PROBLEM DESCRIPTION
Here are records with pictures in them. Copy all of them exactly and leave the pictures out.
_ _ _
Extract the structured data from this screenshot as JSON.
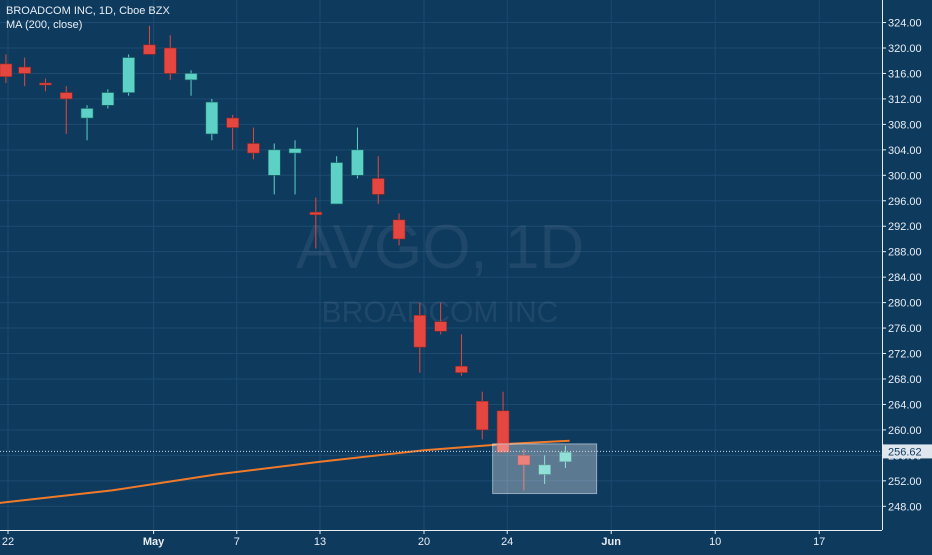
{
  "header": {
    "symbol_line": "BROADCOM INC, 1D, Cboe BZX",
    "indicator_line": "MA (200, close)"
  },
  "watermark": {
    "ticker": "AVGO, 1D",
    "company": "BROADCOM INC"
  },
  "colors": {
    "background": "#0e3a5e",
    "up": "#5ed1c6",
    "down": "#e5463f",
    "ma": "#f07a2a",
    "price_label_bg": "#dfe6ee",
    "axis_text": "#e8eef4",
    "grid": "#1c4a70"
  },
  "chart_data": {
    "type": "candlestick",
    "title": "BROADCOM INC, 1D, Cboe BZX",
    "ylim": [
      245,
      326
    ],
    "y_ticks": [
      248,
      252,
      256,
      260,
      264,
      268,
      272,
      276,
      280,
      284,
      288,
      292,
      296,
      300,
      304,
      308,
      312,
      316,
      320,
      324
    ],
    "x_ticks": [
      {
        "label": "22",
        "idx": 0
      },
      {
        "label": "May",
        "idx": 7
      },
      {
        "label": "7",
        "idx": 11
      },
      {
        "label": "13",
        "idx": 15
      },
      {
        "label": "20",
        "idx": 20
      },
      {
        "label": "24",
        "idx": 24
      },
      {
        "label": "Jun",
        "idx": 29
      },
      {
        "label": "10",
        "idx": 34
      },
      {
        "label": "17",
        "idx": 39
      }
    ],
    "last_price": 256.62,
    "series": [
      {
        "type": "candles",
        "candles": [
          {
            "idx": -0.1,
            "o": 317.5,
            "h": 319.0,
            "l": 314.5,
            "c": 315.5
          },
          {
            "idx": 0.8,
            "o": 317.0,
            "h": 318.5,
            "l": 314.0,
            "c": 316.0
          },
          {
            "idx": 1.8,
            "o": 314.5,
            "h": 315.2,
            "l": 313.2,
            "c": 314.3
          },
          {
            "idx": 2.8,
            "o": 313.0,
            "h": 314.0,
            "l": 306.5,
            "c": 312.0
          },
          {
            "idx": 3.8,
            "o": 309.0,
            "h": 311.0,
            "l": 305.5,
            "c": 310.5
          },
          {
            "idx": 4.8,
            "o": 311.0,
            "h": 313.5,
            "l": 310.5,
            "c": 313.0
          },
          {
            "idx": 5.8,
            "o": 313.0,
            "h": 319.0,
            "l": 312.5,
            "c": 318.5
          },
          {
            "idx": 6.8,
            "o": 320.5,
            "h": 323.5,
            "l": 319.0,
            "c": 319.0
          },
          {
            "idx": 7.8,
            "o": 320.0,
            "h": 322.0,
            "l": 315.0,
            "c": 316.0
          },
          {
            "idx": 8.8,
            "o": 315.0,
            "h": 316.5,
            "l": 312.5,
            "c": 316.0
          },
          {
            "idx": 9.8,
            "o": 306.5,
            "h": 312.0,
            "l": 305.5,
            "c": 311.5
          },
          {
            "idx": 10.8,
            "o": 309.0,
            "h": 309.5,
            "l": 304.0,
            "c": 307.5
          },
          {
            "idx": 11.8,
            "o": 305.0,
            "h": 307.5,
            "l": 302.5,
            "c": 303.5
          },
          {
            "idx": 12.8,
            "o": 300.0,
            "h": 305.0,
            "l": 297.0,
            "c": 304.0
          },
          {
            "idx": 13.8,
            "o": 303.5,
            "h": 305.5,
            "l": 297.0,
            "c": 304.2
          },
          {
            "idx": 14.8,
            "o": 294.2,
            "h": 296.5,
            "l": 288.5,
            "c": 293.8
          },
          {
            "idx": 15.8,
            "o": 295.5,
            "h": 303.0,
            "l": 295.5,
            "c": 302.0
          },
          {
            "idx": 16.8,
            "o": 300.0,
            "h": 307.5,
            "l": 299.5,
            "c": 304.0
          },
          {
            "idx": 17.8,
            "o": 299.5,
            "h": 303.0,
            "l": 295.5,
            "c": 297.0
          },
          {
            "idx": 18.8,
            "o": 293.0,
            "h": 294.0,
            "l": 289.0,
            "c": 290.0
          },
          {
            "idx": 19.8,
            "o": 278.0,
            "h": 280.0,
            "l": 269.0,
            "c": 273.0
          },
          {
            "idx": 20.8,
            "o": 277.0,
            "h": 280.0,
            "l": 275.0,
            "c": 275.5
          },
          {
            "idx": 21.8,
            "o": 270.0,
            "h": 275.0,
            "l": 268.5,
            "c": 269.0
          },
          {
            "idx": 22.8,
            "o": 264.5,
            "h": 266.0,
            "l": 258.5,
            "c": 260.0
          },
          {
            "idx": 23.8,
            "o": 263.0,
            "h": 266.0,
            "l": 257.0,
            "c": 256.5
          },
          {
            "idx": 24.8,
            "o": 256.0,
            "h": 257.0,
            "l": 250.5,
            "c": 254.5
          },
          {
            "idx": 25.8,
            "o": 253.0,
            "h": 256.0,
            "l": 251.5,
            "c": 254.5
          },
          {
            "idx": 26.8,
            "o": 255.0,
            "h": 257.5,
            "l": 254.0,
            "c": 256.5
          }
        ]
      },
      {
        "name": "MA (200, close)",
        "type": "line",
        "points": [
          {
            "idx": -0.5,
            "v": 248.5
          },
          {
            "idx": 5,
            "v": 250.5
          },
          {
            "idx": 10,
            "v": 253.0
          },
          {
            "idx": 15,
            "v": 255.0
          },
          {
            "idx": 20,
            "v": 256.8
          },
          {
            "idx": 24,
            "v": 257.8
          },
          {
            "idx": 27,
            "v": 258.3
          }
        ]
      }
    ],
    "highlight_box": {
      "idx_from": 23.3,
      "idx_to": 28.3,
      "y_from": 250.0,
      "y_to": 257.8
    }
  }
}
_ _ _
SOLUTION FOR THIS TASK
Extract the structured data from this screenshot as JSON.
{
  "header": {
    "symbol_line": "BROADCOM INC, 1D, Cboe BZX",
    "indicator_line": "MA (200, close)"
  },
  "watermark": {
    "ticker": "AVGO, 1D",
    "company": "BROADCOM INC"
  },
  "colors": {
    "background": "#0e3a5e",
    "up": "#5ed1c6",
    "down": "#e5463f",
    "ma": "#f07a2a",
    "price_label_bg": "#dfe6ee",
    "axis_text": "#e8eef4",
    "grid": "#1c4a70"
  },
  "chart_data": {
    "type": "candlestick",
    "title": "BROADCOM INC, 1D, Cboe BZX",
    "ylim": [
      245,
      326
    ],
    "y_ticks": [
      248,
      252,
      256,
      260,
      264,
      268,
      272,
      276,
      280,
      284,
      288,
      292,
      296,
      300,
      304,
      308,
      312,
      316,
      320,
      324
    ],
    "x_ticks": [
      {
        "label": "22",
        "idx": 0
      },
      {
        "label": "May",
        "idx": 7
      },
      {
        "label": "7",
        "idx": 11
      },
      {
        "label": "13",
        "idx": 15
      },
      {
        "label": "20",
        "idx": 20
      },
      {
        "label": "24",
        "idx": 24
      },
      {
        "label": "Jun",
        "idx": 29
      },
      {
        "label": "10",
        "idx": 34
      },
      {
        "label": "17",
        "idx": 39
      }
    ],
    "last_price": 256.62,
    "series": [
      {
        "type": "candles",
        "candles": [
          {
            "idx": -0.1,
            "o": 317.5,
            "h": 319.0,
            "l": 314.5,
            "c": 315.5
          },
          {
            "idx": 0.8,
            "o": 317.0,
            "h": 318.5,
            "l": 314.0,
            "c": 316.0
          },
          {
            "idx": 1.8,
            "o": 314.5,
            "h": 315.2,
            "l": 313.2,
            "c": 314.3
          },
          {
            "idx": 2.8,
            "o": 313.0,
            "h": 314.0,
            "l": 306.5,
            "c": 312.0
          },
          {
            "idx": 3.8,
            "o": 309.0,
            "h": 311.0,
            "l": 305.5,
            "c": 310.5
          },
          {
            "idx": 4.8,
            "o": 311.0,
            "h": 313.5,
            "l": 310.5,
            "c": 313.0
          },
          {
            "idx": 5.8,
            "o": 313.0,
            "h": 319.0,
            "l": 312.5,
            "c": 318.5
          },
          {
            "idx": 6.8,
            "o": 320.5,
            "h": 323.5,
            "l": 319.0,
            "c": 319.0
          },
          {
            "idx": 7.8,
            "o": 320.0,
            "h": 322.0,
            "l": 315.0,
            "c": 316.0
          },
          {
            "idx": 8.8,
            "o": 315.0,
            "h": 316.5,
            "l": 312.5,
            "c": 316.0
          },
          {
            "idx": 9.8,
            "o": 306.5,
            "h": 312.0,
            "l": 305.5,
            "c": 311.5
          },
          {
            "idx": 10.8,
            "o": 309.0,
            "h": 309.5,
            "l": 304.0,
            "c": 307.5
          },
          {
            "idx": 11.8,
            "o": 305.0,
            "h": 307.5,
            "l": 302.5,
            "c": 303.5
          },
          {
            "idx": 12.8,
            "o": 300.0,
            "h": 305.0,
            "l": 297.0,
            "c": 304.0
          },
          {
            "idx": 13.8,
            "o": 303.5,
            "h": 305.5,
            "l": 297.0,
            "c": 304.2
          },
          {
            "idx": 14.8,
            "o": 294.2,
            "h": 296.5,
            "l": 288.5,
            "c": 293.8
          },
          {
            "idx": 15.8,
            "o": 295.5,
            "h": 303.0,
            "l": 295.5,
            "c": 302.0
          },
          {
            "idx": 16.8,
            "o": 300.0,
            "h": 307.5,
            "l": 299.5,
            "c": 304.0
          },
          {
            "idx": 17.8,
            "o": 299.5,
            "h": 303.0,
            "l": 295.5,
            "c": 297.0
          },
          {
            "idx": 18.8,
            "o": 293.0,
            "h": 294.0,
            "l": 289.0,
            "c": 290.0
          },
          {
            "idx": 19.8,
            "o": 278.0,
            "h": 280.0,
            "l": 269.0,
            "c": 273.0
          },
          {
            "idx": 20.8,
            "o": 277.0,
            "h": 280.0,
            "l": 275.0,
            "c": 275.5
          },
          {
            "idx": 21.8,
            "o": 270.0,
            "h": 275.0,
            "l": 268.5,
            "c": 269.0
          },
          {
            "idx": 22.8,
            "o": 264.5,
            "h": 266.0,
            "l": 258.5,
            "c": 260.0
          },
          {
            "idx": 23.8,
            "o": 263.0,
            "h": 266.0,
            "l": 257.0,
            "c": 256.5
          },
          {
            "idx": 24.8,
            "o": 256.0,
            "h": 257.0,
            "l": 250.5,
            "c": 254.5
          },
          {
            "idx": 25.8,
            "o": 253.0,
            "h": 256.0,
            "l": 251.5,
            "c": 254.5
          },
          {
            "idx": 26.8,
            "o": 255.0,
            "h": 257.5,
            "l": 254.0,
            "c": 256.5
          }
        ]
      },
      {
        "name": "MA (200, close)",
        "type": "line",
        "points": [
          {
            "idx": -0.5,
            "v": 248.5
          },
          {
            "idx": 5,
            "v": 250.5
          },
          {
            "idx": 10,
            "v": 253.0
          },
          {
            "idx": 15,
            "v": 255.0
          },
          {
            "idx": 20,
            "v": 256.8
          },
          {
            "idx": 24,
            "v": 257.8
          },
          {
            "idx": 27,
            "v": 258.3
          }
        ]
      }
    ],
    "highlight_box": {
      "idx_from": 23.3,
      "idx_to": 28.3,
      "y_from": 250.0,
      "y_to": 257.8
    }
  }
}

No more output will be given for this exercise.